- [Exercise details]
Give all of the lines again, with nothing added or dropped.

(Data records)
========================================

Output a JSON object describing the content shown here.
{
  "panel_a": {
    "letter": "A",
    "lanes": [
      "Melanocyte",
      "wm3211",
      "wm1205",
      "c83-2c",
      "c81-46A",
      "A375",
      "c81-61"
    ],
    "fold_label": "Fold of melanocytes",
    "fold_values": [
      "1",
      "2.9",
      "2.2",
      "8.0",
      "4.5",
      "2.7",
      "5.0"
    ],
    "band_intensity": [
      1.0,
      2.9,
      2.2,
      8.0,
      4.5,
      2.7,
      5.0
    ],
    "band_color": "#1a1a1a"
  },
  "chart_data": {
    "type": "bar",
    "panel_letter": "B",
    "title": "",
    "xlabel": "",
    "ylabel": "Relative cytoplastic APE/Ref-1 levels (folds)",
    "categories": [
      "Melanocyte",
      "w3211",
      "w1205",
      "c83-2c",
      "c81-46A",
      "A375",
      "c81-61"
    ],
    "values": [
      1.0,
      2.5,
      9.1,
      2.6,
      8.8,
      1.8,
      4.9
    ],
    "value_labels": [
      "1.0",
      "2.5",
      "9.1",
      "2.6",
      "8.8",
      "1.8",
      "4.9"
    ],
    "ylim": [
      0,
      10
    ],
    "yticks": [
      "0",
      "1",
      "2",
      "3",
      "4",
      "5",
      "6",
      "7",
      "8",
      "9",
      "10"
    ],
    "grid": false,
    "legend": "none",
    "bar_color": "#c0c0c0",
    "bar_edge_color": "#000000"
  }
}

========================================

- [Exercise response]
Output a JSON object describing the content shown here.
{
  "panel_a": {
    "letter": "A",
    "lanes": [
      "Melanocyte",
      "wm3211",
      "wm1205",
      "c83-2c",
      "c81-46A",
      "A375",
      "c81-61"
    ],
    "fold_label": "Fold of melanocytes",
    "fold_values": [
      "1",
      "2.9",
      "2.2",
      "8.0",
      "4.5",
      "2.7",
      "5.0"
    ],
    "band_intensity": [
      1.0,
      2.9,
      2.2,
      8.0,
      4.5,
      2.7,
      5.0
    ],
    "band_color": "#1a1a1a"
  },
  "chart_data": {
    "type": "bar",
    "panel_letter": "B",
    "title": "",
    "xlabel": "",
    "ylabel": "Relative cytoplastic APE/Ref-1 levels (folds)",
    "categories": [
      "Melanocyte",
      "w3211",
      "w1205",
      "c83-2c",
      "c81-46A",
      "A375",
      "c81-61"
    ],
    "values": [
      1.0,
      2.5,
      9.1,
      2.6,
      8.8,
      1.8,
      4.9
    ],
    "value_labels": [
      "1.0",
      "2.5",
      "9.1",
      "2.6",
      "8.8",
      "1.8",
      "4.9"
    ],
    "ylim": [
      0,
      10
    ],
    "yticks": [
      "0",
      "1",
      "2",
      "3",
      "4",
      "5",
      "6",
      "7",
      "8",
      "9",
      "10"
    ],
    "grid": false,
    "legend": "none",
    "bar_color": "#c0c0c0",
    "bar_edge_color": "#000000"
  }
}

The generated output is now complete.